◆ Exercise prompt ◆
Once the pictures are set aside, transcribe the remaining data exactly.

◆ Record excerpts ◆
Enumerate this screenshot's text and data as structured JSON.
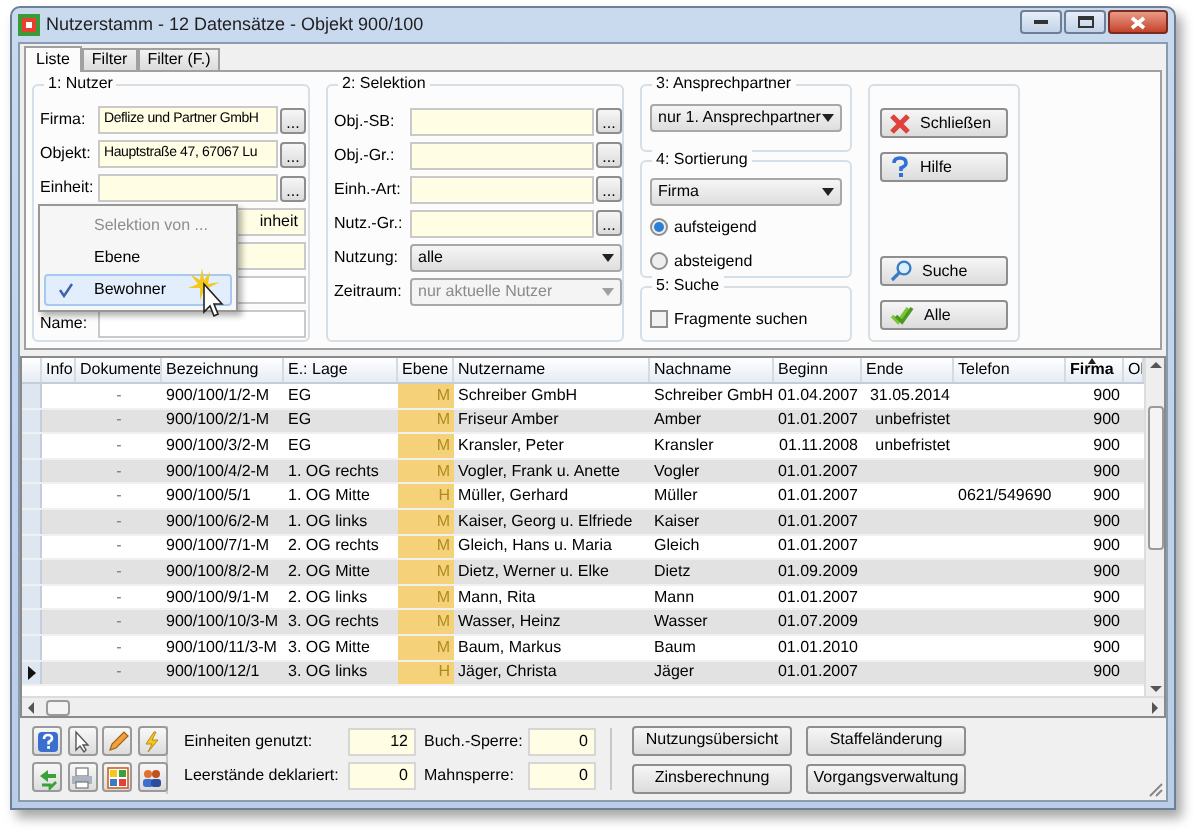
{
  "window": {
    "title": "Nutzerstamm - 12 Datensätze - Objekt 900/100"
  },
  "tabs": [
    {
      "label": "Liste",
      "selected": true
    },
    {
      "label": "Filter",
      "selected": false
    },
    {
      "label": "Filter (F.)",
      "selected": false
    }
  ],
  "nutzer": {
    "title": "1: Nutzer",
    "fields": [
      {
        "kind": "lookup",
        "label": "Firma:",
        "value": "Deflize und Partner GmbH",
        "button": "..."
      },
      {
        "kind": "lookup",
        "label": "Objekt:",
        "value": "Hauptstraße 47, 67067 Lu",
        "button": "..."
      },
      {
        "kind": "lookup",
        "label": "Einheit:",
        "button": "..."
      },
      {
        "kind": "covered_yellow",
        "value": "inheit"
      },
      {
        "kind": "covered_yellow"
      },
      {
        "kind": "covered_white"
      },
      {
        "kind": "plain",
        "label": "Name:"
      }
    ]
  },
  "selection_menu": {
    "items": [
      {
        "label": "Selektion von ...",
        "disabled": true,
        "checked": false,
        "selected": false
      },
      {
        "label": "Ebene",
        "disabled": false,
        "checked": false,
        "selected": false
      },
      {
        "label": "Bewohner",
        "disabled": false,
        "checked": true,
        "selected": true
      }
    ]
  },
  "selektion": {
    "title": "2: Selektion",
    "fields": [
      {
        "kind": "lookup",
        "label": "Obj.-SB:",
        "button": "..."
      },
      {
        "kind": "lookup",
        "label": "Obj.-Gr.:",
        "button": "..."
      },
      {
        "kind": "lookup",
        "label": "Einh.-Art:",
        "button": "..."
      },
      {
        "kind": "lookup",
        "label": "Nutz.-Gr.:",
        "button": "..."
      },
      {
        "kind": "dropdown",
        "label": "Nutzung:",
        "value": "alle",
        "disabled": false
      },
      {
        "kind": "dropdown",
        "label": "Zeitraum:",
        "value": "nur aktuelle Nutzer",
        "disabled": true
      }
    ]
  },
  "ansprechpartner": {
    "title": "3: Ansprechpartner",
    "value": "nur 1. Ansprechpartner"
  },
  "sortierung": {
    "title": "4: Sortierung",
    "value": "Firma",
    "options": [
      {
        "label": "aufsteigend",
        "selected": true
      },
      {
        "label": "absteigend",
        "selected": false
      }
    ]
  },
  "suche": {
    "title": "5: Suche",
    "checkbox": {
      "label": "Fragmente suchen",
      "checked": false
    }
  },
  "actions": [
    {
      "kind": "close",
      "label": "Schließen"
    },
    {
      "kind": "help",
      "label": "Hilfe"
    },
    {
      "kind": "search",
      "label": "Suche"
    },
    {
      "kind": "all",
      "label": "Alle"
    }
  ],
  "table": {
    "columns": [
      {
        "label": "Info",
        "sorted": false
      },
      {
        "label": "Dokumente",
        "sorted": false
      },
      {
        "label": "Bezeichnung",
        "sorted": false
      },
      {
        "label": "E.: Lage",
        "sorted": false
      },
      {
        "label": "Ebene",
        "sorted": false
      },
      {
        "label": "Nutzername",
        "sorted": false
      },
      {
        "label": "Nachname",
        "sorted": false
      },
      {
        "label": "Beginn",
        "sorted": false
      },
      {
        "label": "Ende",
        "sorted": false
      },
      {
        "label": "Telefon",
        "sorted": false
      },
      {
        "label": "Firma",
        "sorted": true
      },
      {
        "label": "Ol",
        "sorted": false
      }
    ],
    "rows": [
      {
        "current": false,
        "cells": [
          "",
          "-",
          "900/100/1/2-M",
          "EG",
          "M",
          "Schreiber GmbH",
          "Schreiber GmbH",
          "01.04.2007",
          "31.05.2014",
          "",
          "900",
          ""
        ]
      },
      {
        "current": false,
        "cells": [
          "",
          "-",
          "900/100/2/1-M",
          "EG",
          "M",
          "Friseur Amber",
          "Amber",
          "01.01.2007",
          "unbefristet",
          "",
          "900",
          ""
        ]
      },
      {
        "current": false,
        "cells": [
          "",
          "-",
          "900/100/3/2-M",
          "EG",
          "M",
          "Kransler, Peter",
          "Kransler",
          "01.11.2008",
          "unbefristet",
          "",
          "900",
          ""
        ]
      },
      {
        "current": false,
        "cells": [
          "",
          "-",
          "900/100/4/2-M",
          "1. OG rechts",
          "M",
          "Vogler, Frank u. Anette",
          "Vogler",
          "01.01.2007",
          "",
          "",
          "900",
          ""
        ]
      },
      {
        "current": false,
        "cells": [
          "",
          "-",
          "900/100/5/1",
          "1. OG Mitte",
          "H",
          "Müller, Gerhard",
          "Müller",
          "01.01.2007",
          "",
          "0621/549690",
          "900",
          ""
        ]
      },
      {
        "current": false,
        "cells": [
          "",
          "-",
          "900/100/6/2-M",
          "1. OG links",
          "M",
          "Kaiser, Georg u. Elfriede",
          "Kaiser",
          "01.01.2007",
          "",
          "",
          "900",
          ""
        ]
      },
      {
        "current": false,
        "cells": [
          "",
          "-",
          "900/100/7/1-M",
          "2. OG rechts",
          "M",
          "Gleich, Hans u. Maria",
          "Gleich",
          "01.01.2007",
          "",
          "",
          "900",
          ""
        ]
      },
      {
        "current": false,
        "cells": [
          "",
          "-",
          "900/100/8/2-M",
          "2. OG Mitte",
          "M",
          "Dietz, Werner u. Elke",
          "Dietz",
          "01.09.2009",
          "",
          "",
          "900",
          ""
        ]
      },
      {
        "current": false,
        "cells": [
          "",
          "-",
          "900/100/9/1-M",
          "2. OG links",
          "M",
          "Mann, Rita",
          "Mann",
          "01.01.2007",
          "",
          "",
          "900",
          ""
        ]
      },
      {
        "current": false,
        "cells": [
          "",
          "-",
          "900/100/10/3-M",
          "3. OG rechts",
          "M",
          "Wasser, Heinz",
          "Wasser",
          "01.07.2009",
          "",
          "",
          "900",
          ""
        ]
      },
      {
        "current": false,
        "cells": [
          "",
          "-",
          "900/100/11/3-M",
          "3. OG Mitte",
          "M",
          "Baum, Markus",
          "Baum",
          "01.01.2010",
          "",
          "",
          "900",
          ""
        ]
      },
      {
        "current": true,
        "cells": [
          "",
          "-",
          "900/100/12/1",
          "3. OG links",
          "H",
          "Jäger, Christa",
          "Jäger",
          "01.01.2007",
          "",
          "",
          "900",
          ""
        ]
      }
    ]
  },
  "stats": [
    {
      "label": "Einheiten genutzt:",
      "value": "12"
    },
    {
      "label": "Buch.-Sperre:",
      "value": "0"
    },
    {
      "label": "Leerstände deklariert:",
      "value": "0"
    },
    {
      "label": "Mahnsperre:",
      "value": "0"
    }
  ],
  "bottom_buttons": [
    "Nutzungsübersicht",
    "Staffeländerung",
    "Zinsberechnung",
    "Vorgangsverwaltung"
  ]
}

◆ Task response ◆
Enumerate this screenshot's text and data as structured JSON.
{
  "window": {
    "title": "Nutzerstamm - 12 Datensätze - Objekt 900/100"
  },
  "tabs": [
    {
      "label": "Liste",
      "selected": true
    },
    {
      "label": "Filter",
      "selected": false
    },
    {
      "label": "Filter (F.)",
      "selected": false
    }
  ],
  "nutzer": {
    "title": "1: Nutzer",
    "fields": [
      {
        "kind": "lookup",
        "label": "Firma:",
        "value": "Deflize und Partner GmbH",
        "button": "..."
      },
      {
        "kind": "lookup",
        "label": "Objekt:",
        "value": "Hauptstraße 47, 67067 Lu",
        "button": "..."
      },
      {
        "kind": "lookup",
        "label": "Einheit:",
        "button": "..."
      },
      {
        "kind": "covered_yellow",
        "value": "inheit"
      },
      {
        "kind": "covered_yellow"
      },
      {
        "kind": "covered_white"
      },
      {
        "kind": "plain",
        "label": "Name:"
      }
    ]
  },
  "selection_menu": {
    "items": [
      {
        "label": "Selektion von ...",
        "disabled": true,
        "checked": false,
        "selected": false
      },
      {
        "label": "Ebene",
        "disabled": false,
        "checked": false,
        "selected": false
      },
      {
        "label": "Bewohner",
        "disabled": false,
        "checked": true,
        "selected": true
      }
    ]
  },
  "selektion": {
    "title": "2: Selektion",
    "fields": [
      {
        "kind": "lookup",
        "label": "Obj.-SB:",
        "button": "..."
      },
      {
        "kind": "lookup",
        "label": "Obj.-Gr.:",
        "button": "..."
      },
      {
        "kind": "lookup",
        "label": "Einh.-Art:",
        "button": "..."
      },
      {
        "kind": "lookup",
        "label": "Nutz.-Gr.:",
        "button": "..."
      },
      {
        "kind": "dropdown",
        "label": "Nutzung:",
        "value": "alle",
        "disabled": false
      },
      {
        "kind": "dropdown",
        "label": "Zeitraum:",
        "value": "nur aktuelle Nutzer",
        "disabled": true
      }
    ]
  },
  "ansprechpartner": {
    "title": "3: Ansprechpartner",
    "value": "nur 1. Ansprechpartner"
  },
  "sortierung": {
    "title": "4: Sortierung",
    "value": "Firma",
    "options": [
      {
        "label": "aufsteigend",
        "selected": true
      },
      {
        "label": "absteigend",
        "selected": false
      }
    ]
  },
  "suche": {
    "title": "5: Suche",
    "checkbox": {
      "label": "Fragmente suchen",
      "checked": false
    }
  },
  "actions": [
    {
      "kind": "close",
      "label": "Schließen"
    },
    {
      "kind": "help",
      "label": "Hilfe"
    },
    {
      "kind": "search",
      "label": "Suche"
    },
    {
      "kind": "all",
      "label": "Alle"
    }
  ],
  "table": {
    "columns": [
      {
        "label": "Info",
        "sorted": false
      },
      {
        "label": "Dokumente",
        "sorted": false
      },
      {
        "label": "Bezeichnung",
        "sorted": false
      },
      {
        "label": "E.: Lage",
        "sorted": false
      },
      {
        "label": "Ebene",
        "sorted": false
      },
      {
        "label": "Nutzername",
        "sorted": false
      },
      {
        "label": "Nachname",
        "sorted": false
      },
      {
        "label": "Beginn",
        "sorted": false
      },
      {
        "label": "Ende",
        "sorted": false
      },
      {
        "label": "Telefon",
        "sorted": false
      },
      {
        "label": "Firma",
        "sorted": true
      },
      {
        "label": "Ol",
        "sorted": false
      }
    ],
    "rows": [
      {
        "current": false,
        "cells": [
          "",
          "-",
          "900/100/1/2-M",
          "EG",
          "M",
          "Schreiber GmbH",
          "Schreiber GmbH",
          "01.04.2007",
          "31.05.2014",
          "",
          "900",
          ""
        ]
      },
      {
        "current": false,
        "cells": [
          "",
          "-",
          "900/100/2/1-M",
          "EG",
          "M",
          "Friseur Amber",
          "Amber",
          "01.01.2007",
          "unbefristet",
          "",
          "900",
          ""
        ]
      },
      {
        "current": false,
        "cells": [
          "",
          "-",
          "900/100/3/2-M",
          "EG",
          "M",
          "Kransler, Peter",
          "Kransler",
          "01.11.2008",
          "unbefristet",
          "",
          "900",
          ""
        ]
      },
      {
        "current": false,
        "cells": [
          "",
          "-",
          "900/100/4/2-M",
          "1. OG rechts",
          "M",
          "Vogler, Frank u. Anette",
          "Vogler",
          "01.01.2007",
          "",
          "",
          "900",
          ""
        ]
      },
      {
        "current": false,
        "cells": [
          "",
          "-",
          "900/100/5/1",
          "1. OG Mitte",
          "H",
          "Müller, Gerhard",
          "Müller",
          "01.01.2007",
          "",
          "0621/549690",
          "900",
          ""
        ]
      },
      {
        "current": false,
        "cells": [
          "",
          "-",
          "900/100/6/2-M",
          "1. OG links",
          "M",
          "Kaiser, Georg u. Elfriede",
          "Kaiser",
          "01.01.2007",
          "",
          "",
          "900",
          ""
        ]
      },
      {
        "current": false,
        "cells": [
          "",
          "-",
          "900/100/7/1-M",
          "2. OG rechts",
          "M",
          "Gleich, Hans u. Maria",
          "Gleich",
          "01.01.2007",
          "",
          "",
          "900",
          ""
        ]
      },
      {
        "current": false,
        "cells": [
          "",
          "-",
          "900/100/8/2-M",
          "2. OG Mitte",
          "M",
          "Dietz, Werner u. Elke",
          "Dietz",
          "01.09.2009",
          "",
          "",
          "900",
          ""
        ]
      },
      {
        "current": false,
        "cells": [
          "",
          "-",
          "900/100/9/1-M",
          "2. OG links",
          "M",
          "Mann, Rita",
          "Mann",
          "01.01.2007",
          "",
          "",
          "900",
          ""
        ]
      },
      {
        "current": false,
        "cells": [
          "",
          "-",
          "900/100/10/3-M",
          "3. OG rechts",
          "M",
          "Wasser, Heinz",
          "Wasser",
          "01.07.2009",
          "",
          "",
          "900",
          ""
        ]
      },
      {
        "current": false,
        "cells": [
          "",
          "-",
          "900/100/11/3-M",
          "3. OG Mitte",
          "M",
          "Baum, Markus",
          "Baum",
          "01.01.2010",
          "",
          "",
          "900",
          ""
        ]
      },
      {
        "current": true,
        "cells": [
          "",
          "-",
          "900/100/12/1",
          "3. OG links",
          "H",
          "Jäger, Christa",
          "Jäger",
          "01.01.2007",
          "",
          "",
          "900",
          ""
        ]
      }
    ]
  },
  "stats": [
    {
      "label": "Einheiten genutzt:",
      "value": "12"
    },
    {
      "label": "Buch.-Sperre:",
      "value": "0"
    },
    {
      "label": "Leerstände deklariert:",
      "value": "0"
    },
    {
      "label": "Mahnsperre:",
      "value": "0"
    }
  ],
  "bottom_buttons": [
    "Nutzungsübersicht",
    "Staffeländerung",
    "Zinsberechnung",
    "Vorgangsverwaltung"
  ]
}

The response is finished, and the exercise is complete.